• Written problem
Going through the material below, please gather all lines with the word "data" in them.

>>>

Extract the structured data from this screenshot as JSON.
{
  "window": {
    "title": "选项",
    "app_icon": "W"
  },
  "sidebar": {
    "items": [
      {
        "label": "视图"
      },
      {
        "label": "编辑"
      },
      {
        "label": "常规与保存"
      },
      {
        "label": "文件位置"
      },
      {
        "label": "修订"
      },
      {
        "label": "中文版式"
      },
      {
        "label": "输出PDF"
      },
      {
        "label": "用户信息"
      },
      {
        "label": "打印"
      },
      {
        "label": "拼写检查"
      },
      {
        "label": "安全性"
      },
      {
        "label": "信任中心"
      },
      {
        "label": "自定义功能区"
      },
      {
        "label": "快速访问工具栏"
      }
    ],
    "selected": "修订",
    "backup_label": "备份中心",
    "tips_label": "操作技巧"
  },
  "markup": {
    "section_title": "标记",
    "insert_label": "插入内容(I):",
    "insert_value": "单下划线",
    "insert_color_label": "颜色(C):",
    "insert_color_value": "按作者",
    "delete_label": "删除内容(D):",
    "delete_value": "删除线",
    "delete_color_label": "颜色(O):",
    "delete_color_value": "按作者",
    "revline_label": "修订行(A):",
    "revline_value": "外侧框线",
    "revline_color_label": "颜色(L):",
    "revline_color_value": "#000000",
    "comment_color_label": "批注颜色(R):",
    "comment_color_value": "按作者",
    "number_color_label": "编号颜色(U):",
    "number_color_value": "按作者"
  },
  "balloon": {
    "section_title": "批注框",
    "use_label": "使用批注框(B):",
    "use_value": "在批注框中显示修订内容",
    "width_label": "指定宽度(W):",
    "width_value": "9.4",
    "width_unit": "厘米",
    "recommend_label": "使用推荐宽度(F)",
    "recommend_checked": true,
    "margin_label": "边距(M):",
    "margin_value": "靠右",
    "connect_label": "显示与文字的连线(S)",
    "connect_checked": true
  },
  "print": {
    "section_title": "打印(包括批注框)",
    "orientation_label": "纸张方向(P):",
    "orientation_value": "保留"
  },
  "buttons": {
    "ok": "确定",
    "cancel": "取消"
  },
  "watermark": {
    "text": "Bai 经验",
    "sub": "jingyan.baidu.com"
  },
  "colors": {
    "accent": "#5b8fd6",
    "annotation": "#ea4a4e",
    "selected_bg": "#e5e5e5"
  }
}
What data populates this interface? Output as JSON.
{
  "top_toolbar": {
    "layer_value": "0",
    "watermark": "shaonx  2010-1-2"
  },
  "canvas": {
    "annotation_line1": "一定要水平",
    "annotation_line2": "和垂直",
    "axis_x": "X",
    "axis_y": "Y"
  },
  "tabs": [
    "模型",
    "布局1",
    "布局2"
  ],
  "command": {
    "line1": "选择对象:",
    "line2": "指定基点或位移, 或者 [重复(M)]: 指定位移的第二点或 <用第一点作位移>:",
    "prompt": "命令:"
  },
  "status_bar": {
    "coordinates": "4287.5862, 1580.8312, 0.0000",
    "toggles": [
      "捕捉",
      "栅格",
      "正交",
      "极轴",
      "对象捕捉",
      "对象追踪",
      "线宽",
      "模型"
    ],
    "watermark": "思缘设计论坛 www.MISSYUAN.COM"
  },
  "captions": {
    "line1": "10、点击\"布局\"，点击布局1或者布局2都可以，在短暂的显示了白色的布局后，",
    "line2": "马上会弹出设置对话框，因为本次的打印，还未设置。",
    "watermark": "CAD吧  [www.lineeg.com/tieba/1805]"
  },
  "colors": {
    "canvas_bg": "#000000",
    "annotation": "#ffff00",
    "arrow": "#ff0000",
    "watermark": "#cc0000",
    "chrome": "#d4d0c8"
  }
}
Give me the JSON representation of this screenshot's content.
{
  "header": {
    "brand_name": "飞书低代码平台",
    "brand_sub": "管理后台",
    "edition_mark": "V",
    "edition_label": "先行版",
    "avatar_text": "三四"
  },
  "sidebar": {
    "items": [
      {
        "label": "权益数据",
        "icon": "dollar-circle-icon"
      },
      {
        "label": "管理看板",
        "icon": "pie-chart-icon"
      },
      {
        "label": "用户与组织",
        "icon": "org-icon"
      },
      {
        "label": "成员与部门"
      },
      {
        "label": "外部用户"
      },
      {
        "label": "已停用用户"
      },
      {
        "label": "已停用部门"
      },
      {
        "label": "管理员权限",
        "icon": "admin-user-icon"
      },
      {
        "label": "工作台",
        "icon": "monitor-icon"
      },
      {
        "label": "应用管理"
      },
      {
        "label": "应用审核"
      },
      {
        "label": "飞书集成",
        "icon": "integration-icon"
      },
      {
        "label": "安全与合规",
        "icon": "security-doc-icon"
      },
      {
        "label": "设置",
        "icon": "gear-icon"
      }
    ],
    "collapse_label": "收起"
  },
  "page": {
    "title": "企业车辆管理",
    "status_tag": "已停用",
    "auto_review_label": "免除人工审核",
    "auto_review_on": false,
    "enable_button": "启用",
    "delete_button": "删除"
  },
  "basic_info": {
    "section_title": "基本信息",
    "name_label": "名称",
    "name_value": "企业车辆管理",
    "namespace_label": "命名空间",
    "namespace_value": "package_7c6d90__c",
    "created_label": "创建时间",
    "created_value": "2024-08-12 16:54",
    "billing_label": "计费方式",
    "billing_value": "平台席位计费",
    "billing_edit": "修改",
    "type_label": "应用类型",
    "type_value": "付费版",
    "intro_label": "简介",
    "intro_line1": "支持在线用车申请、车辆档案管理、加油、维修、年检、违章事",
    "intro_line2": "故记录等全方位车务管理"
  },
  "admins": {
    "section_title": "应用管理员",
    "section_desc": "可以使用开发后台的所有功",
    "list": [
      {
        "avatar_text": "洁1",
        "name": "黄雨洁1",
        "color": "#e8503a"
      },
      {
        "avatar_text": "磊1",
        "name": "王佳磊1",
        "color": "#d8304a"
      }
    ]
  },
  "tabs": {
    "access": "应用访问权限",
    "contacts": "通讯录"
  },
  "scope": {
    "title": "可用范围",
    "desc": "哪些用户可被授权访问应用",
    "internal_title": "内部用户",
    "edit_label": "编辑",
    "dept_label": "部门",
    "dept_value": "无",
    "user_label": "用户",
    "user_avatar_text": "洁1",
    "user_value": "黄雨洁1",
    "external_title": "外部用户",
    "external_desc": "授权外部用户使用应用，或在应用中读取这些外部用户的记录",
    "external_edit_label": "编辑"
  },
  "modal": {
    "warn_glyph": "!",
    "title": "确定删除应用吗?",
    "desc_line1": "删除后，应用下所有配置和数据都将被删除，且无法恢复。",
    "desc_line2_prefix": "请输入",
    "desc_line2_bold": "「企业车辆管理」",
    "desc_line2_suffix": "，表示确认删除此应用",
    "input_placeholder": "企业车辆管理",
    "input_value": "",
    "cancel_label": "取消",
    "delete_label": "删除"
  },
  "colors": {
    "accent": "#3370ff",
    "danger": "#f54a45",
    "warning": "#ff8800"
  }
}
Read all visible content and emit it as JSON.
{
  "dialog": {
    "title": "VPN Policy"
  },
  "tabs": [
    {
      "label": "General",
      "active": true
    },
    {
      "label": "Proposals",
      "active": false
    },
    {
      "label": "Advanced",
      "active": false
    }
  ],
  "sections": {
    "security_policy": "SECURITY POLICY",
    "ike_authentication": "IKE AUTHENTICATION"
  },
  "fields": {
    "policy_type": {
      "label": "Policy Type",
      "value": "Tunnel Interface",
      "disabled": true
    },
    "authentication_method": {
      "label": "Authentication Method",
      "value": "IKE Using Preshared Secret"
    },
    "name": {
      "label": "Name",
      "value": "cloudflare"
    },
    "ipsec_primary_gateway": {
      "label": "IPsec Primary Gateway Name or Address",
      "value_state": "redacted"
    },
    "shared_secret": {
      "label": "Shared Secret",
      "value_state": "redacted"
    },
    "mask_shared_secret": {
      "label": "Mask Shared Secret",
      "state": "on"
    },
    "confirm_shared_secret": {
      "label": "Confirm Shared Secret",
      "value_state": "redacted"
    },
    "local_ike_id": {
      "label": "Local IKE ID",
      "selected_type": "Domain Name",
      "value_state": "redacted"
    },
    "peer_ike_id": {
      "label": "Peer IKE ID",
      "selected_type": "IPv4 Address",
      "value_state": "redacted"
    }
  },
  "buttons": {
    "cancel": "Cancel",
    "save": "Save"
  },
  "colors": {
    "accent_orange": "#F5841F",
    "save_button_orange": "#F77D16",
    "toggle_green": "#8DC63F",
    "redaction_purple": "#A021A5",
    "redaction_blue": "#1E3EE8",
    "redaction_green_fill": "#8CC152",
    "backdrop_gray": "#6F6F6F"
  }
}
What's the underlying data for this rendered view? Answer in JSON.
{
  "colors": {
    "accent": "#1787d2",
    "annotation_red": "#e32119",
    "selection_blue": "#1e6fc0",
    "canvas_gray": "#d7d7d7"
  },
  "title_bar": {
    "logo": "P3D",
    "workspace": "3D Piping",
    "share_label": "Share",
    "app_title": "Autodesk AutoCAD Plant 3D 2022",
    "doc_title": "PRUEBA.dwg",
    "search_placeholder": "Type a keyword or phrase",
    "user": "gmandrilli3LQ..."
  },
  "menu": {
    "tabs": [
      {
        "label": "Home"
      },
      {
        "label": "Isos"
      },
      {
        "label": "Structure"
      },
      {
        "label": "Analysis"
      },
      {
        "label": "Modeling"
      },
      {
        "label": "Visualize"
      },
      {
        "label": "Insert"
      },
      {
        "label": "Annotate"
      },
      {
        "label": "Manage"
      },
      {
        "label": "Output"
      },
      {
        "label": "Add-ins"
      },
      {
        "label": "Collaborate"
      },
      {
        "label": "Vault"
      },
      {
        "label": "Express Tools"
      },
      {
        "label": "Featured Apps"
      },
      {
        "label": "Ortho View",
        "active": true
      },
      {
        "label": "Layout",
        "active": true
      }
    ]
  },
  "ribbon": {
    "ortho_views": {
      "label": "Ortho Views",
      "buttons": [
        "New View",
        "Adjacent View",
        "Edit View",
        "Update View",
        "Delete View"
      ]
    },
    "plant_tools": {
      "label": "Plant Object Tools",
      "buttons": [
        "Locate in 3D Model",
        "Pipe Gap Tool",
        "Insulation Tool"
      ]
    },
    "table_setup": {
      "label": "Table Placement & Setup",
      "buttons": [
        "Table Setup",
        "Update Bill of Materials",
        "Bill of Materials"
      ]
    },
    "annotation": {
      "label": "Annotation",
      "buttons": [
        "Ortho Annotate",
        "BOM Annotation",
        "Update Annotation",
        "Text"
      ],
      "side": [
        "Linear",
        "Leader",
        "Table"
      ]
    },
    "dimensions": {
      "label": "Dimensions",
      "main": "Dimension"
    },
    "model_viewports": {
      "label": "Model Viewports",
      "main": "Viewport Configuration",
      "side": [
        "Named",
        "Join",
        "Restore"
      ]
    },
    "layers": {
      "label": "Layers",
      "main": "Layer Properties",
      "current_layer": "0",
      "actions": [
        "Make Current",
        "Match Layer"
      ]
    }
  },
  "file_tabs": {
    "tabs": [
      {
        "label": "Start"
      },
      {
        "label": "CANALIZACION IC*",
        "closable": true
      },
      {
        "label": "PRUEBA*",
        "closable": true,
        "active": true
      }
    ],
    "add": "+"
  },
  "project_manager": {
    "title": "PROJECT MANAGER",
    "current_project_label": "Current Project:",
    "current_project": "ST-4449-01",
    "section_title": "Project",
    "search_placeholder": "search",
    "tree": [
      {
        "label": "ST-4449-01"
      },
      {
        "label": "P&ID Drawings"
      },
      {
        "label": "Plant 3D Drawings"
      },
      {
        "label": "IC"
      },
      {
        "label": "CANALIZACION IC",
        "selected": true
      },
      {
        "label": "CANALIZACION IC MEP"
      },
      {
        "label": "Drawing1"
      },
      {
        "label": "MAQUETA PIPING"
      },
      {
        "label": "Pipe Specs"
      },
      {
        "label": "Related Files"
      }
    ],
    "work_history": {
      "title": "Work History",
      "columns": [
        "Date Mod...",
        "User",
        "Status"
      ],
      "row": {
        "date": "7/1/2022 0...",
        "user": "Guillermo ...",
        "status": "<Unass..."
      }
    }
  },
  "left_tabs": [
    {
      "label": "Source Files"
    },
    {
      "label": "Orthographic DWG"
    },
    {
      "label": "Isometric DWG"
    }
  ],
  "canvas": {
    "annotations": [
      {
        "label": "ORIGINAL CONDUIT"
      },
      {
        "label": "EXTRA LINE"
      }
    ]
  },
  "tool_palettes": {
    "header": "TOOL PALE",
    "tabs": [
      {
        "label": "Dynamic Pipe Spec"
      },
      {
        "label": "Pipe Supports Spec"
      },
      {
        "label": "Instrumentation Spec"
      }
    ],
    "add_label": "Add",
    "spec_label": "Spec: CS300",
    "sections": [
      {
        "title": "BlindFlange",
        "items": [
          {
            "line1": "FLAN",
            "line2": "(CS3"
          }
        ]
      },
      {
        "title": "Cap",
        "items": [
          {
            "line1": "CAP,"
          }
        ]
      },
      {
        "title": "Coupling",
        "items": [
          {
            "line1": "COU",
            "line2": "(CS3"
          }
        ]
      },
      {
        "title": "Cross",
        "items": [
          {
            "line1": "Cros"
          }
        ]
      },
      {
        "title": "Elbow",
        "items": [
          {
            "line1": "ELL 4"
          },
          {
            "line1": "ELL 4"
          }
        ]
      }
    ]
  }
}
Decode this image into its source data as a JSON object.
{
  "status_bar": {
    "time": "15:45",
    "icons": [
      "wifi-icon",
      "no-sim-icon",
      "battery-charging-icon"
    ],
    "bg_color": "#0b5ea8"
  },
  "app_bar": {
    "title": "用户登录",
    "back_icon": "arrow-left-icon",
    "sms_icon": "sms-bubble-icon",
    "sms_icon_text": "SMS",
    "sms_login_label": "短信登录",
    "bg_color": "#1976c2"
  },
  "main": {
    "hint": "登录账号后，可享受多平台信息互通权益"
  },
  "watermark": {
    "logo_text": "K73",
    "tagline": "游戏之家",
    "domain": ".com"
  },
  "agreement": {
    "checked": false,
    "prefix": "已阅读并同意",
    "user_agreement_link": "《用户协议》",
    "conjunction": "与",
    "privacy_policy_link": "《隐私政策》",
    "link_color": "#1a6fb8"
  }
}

<<<

• Reply to the task
Extract the structured data from this screenshot as JSON.
What data populates this interface? Output as JSON.
What's the underlying data for this rendered view? Answer in JSON.
Decode this image into its source data as a JSON object.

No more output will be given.